[WHAT YOU WILL DO] Exactly as given, repeat all of the entries.

Dataset items
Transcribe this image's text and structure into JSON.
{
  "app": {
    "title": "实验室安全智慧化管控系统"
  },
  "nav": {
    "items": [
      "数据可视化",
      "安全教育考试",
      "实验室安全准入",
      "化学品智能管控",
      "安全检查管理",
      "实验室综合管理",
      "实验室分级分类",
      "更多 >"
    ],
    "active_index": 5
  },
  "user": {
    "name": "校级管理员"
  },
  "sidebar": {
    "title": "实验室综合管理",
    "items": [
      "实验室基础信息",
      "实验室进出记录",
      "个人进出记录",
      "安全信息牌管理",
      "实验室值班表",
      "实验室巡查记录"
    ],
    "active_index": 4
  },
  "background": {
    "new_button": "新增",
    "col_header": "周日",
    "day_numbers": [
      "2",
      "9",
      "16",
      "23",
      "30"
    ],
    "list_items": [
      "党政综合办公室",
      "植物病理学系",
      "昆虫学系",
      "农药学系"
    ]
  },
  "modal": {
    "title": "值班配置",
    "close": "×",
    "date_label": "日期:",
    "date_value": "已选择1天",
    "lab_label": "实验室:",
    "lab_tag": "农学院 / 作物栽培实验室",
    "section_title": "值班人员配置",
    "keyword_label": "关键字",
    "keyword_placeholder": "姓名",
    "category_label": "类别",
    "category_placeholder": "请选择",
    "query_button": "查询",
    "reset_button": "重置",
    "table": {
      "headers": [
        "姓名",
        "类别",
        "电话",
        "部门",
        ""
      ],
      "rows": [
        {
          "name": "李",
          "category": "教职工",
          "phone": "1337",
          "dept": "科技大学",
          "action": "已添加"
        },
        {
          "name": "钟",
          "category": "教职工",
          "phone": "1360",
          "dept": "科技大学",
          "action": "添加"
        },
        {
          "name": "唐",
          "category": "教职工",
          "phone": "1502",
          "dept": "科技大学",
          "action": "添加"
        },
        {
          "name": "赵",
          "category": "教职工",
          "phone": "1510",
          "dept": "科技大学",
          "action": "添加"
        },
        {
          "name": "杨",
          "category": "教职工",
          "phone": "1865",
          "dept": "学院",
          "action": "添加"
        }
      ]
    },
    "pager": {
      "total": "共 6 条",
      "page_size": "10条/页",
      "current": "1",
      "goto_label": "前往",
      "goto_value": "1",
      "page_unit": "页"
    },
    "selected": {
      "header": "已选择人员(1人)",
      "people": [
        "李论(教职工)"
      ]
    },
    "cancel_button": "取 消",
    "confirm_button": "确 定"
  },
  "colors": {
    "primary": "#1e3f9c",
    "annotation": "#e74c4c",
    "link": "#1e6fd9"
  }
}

[CORRECT RESPONSE]
Transcribe this image's text and structure into JSON.
{
  "app": {
    "title": "实验室安全智慧化管控系统"
  },
  "nav": {
    "items": [
      "数据可视化",
      "安全教育考试",
      "实验室安全准入",
      "化学品智能管控",
      "安全检查管理",
      "实验室综合管理",
      "实验室分级分类",
      "更多 >"
    ],
    "active_index": 5
  },
  "user": {
    "name": "校级管理员"
  },
  "sidebar": {
    "title": "实验室综合管理",
    "items": [
      "实验室基础信息",
      "实验室进出记录",
      "个人进出记录",
      "安全信息牌管理",
      "实验室值班表",
      "实验室巡查记录"
    ],
    "active_index": 4
  },
  "background": {
    "new_button": "新增",
    "col_header": "周日",
    "day_numbers": [
      "2",
      "9",
      "16",
      "23",
      "30"
    ],
    "list_items": [
      "党政综合办公室",
      "植物病理学系",
      "昆虫学系",
      "农药学系"
    ]
  },
  "modal": {
    "title": "值班配置",
    "close": "×",
    "date_label": "日期:",
    "date_value": "已选择1天",
    "lab_label": "实验室:",
    "lab_tag": "农学院 / 作物栽培实验室",
    "section_title": "值班人员配置",
    "keyword_label": "关键字",
    "keyword_placeholder": "姓名",
    "category_label": "类别",
    "category_placeholder": "请选择",
    "query_button": "查询",
    "reset_button": "重置",
    "table": {
      "headers": [
        "姓名",
        "类别",
        "电话",
        "部门",
        ""
      ],
      "rows": [
        {
          "name": "李",
          "category": "教职工",
          "phone": "1337",
          "dept": "科技大学",
          "action": "已添加"
        },
        {
          "name": "钟",
          "category": "教职工",
          "phone": "1360",
          "dept": "科技大学",
          "action": "添加"
        },
        {
          "name": "唐",
          "category": "教职工",
          "phone": "1502",
          "dept": "科技大学",
          "action": "添加"
        },
        {
          "name": "赵",
          "category": "教职工",
          "phone": "1510",
          "dept": "科技大学",
          "action": "添加"
        },
        {
          "name": "杨",
          "category": "教职工",
          "phone": "1865",
          "dept": "学院",
          "action": "添加"
        }
      ]
    },
    "pager": {
      "total": "共 6 条",
      "page_size": "10条/页",
      "current": "1",
      "goto_label": "前往",
      "goto_value": "1",
      "page_unit": "页"
    },
    "selected": {
      "header": "已选择人员(1人)",
      "people": [
        "李论(教职工)"
      ]
    },
    "cancel_button": "取 消",
    "confirm_button": "确 定"
  },
  "colors": {
    "primary": "#1e3f9c",
    "annotation": "#e74c4c",
    "link": "#1e6fd9"
  }
}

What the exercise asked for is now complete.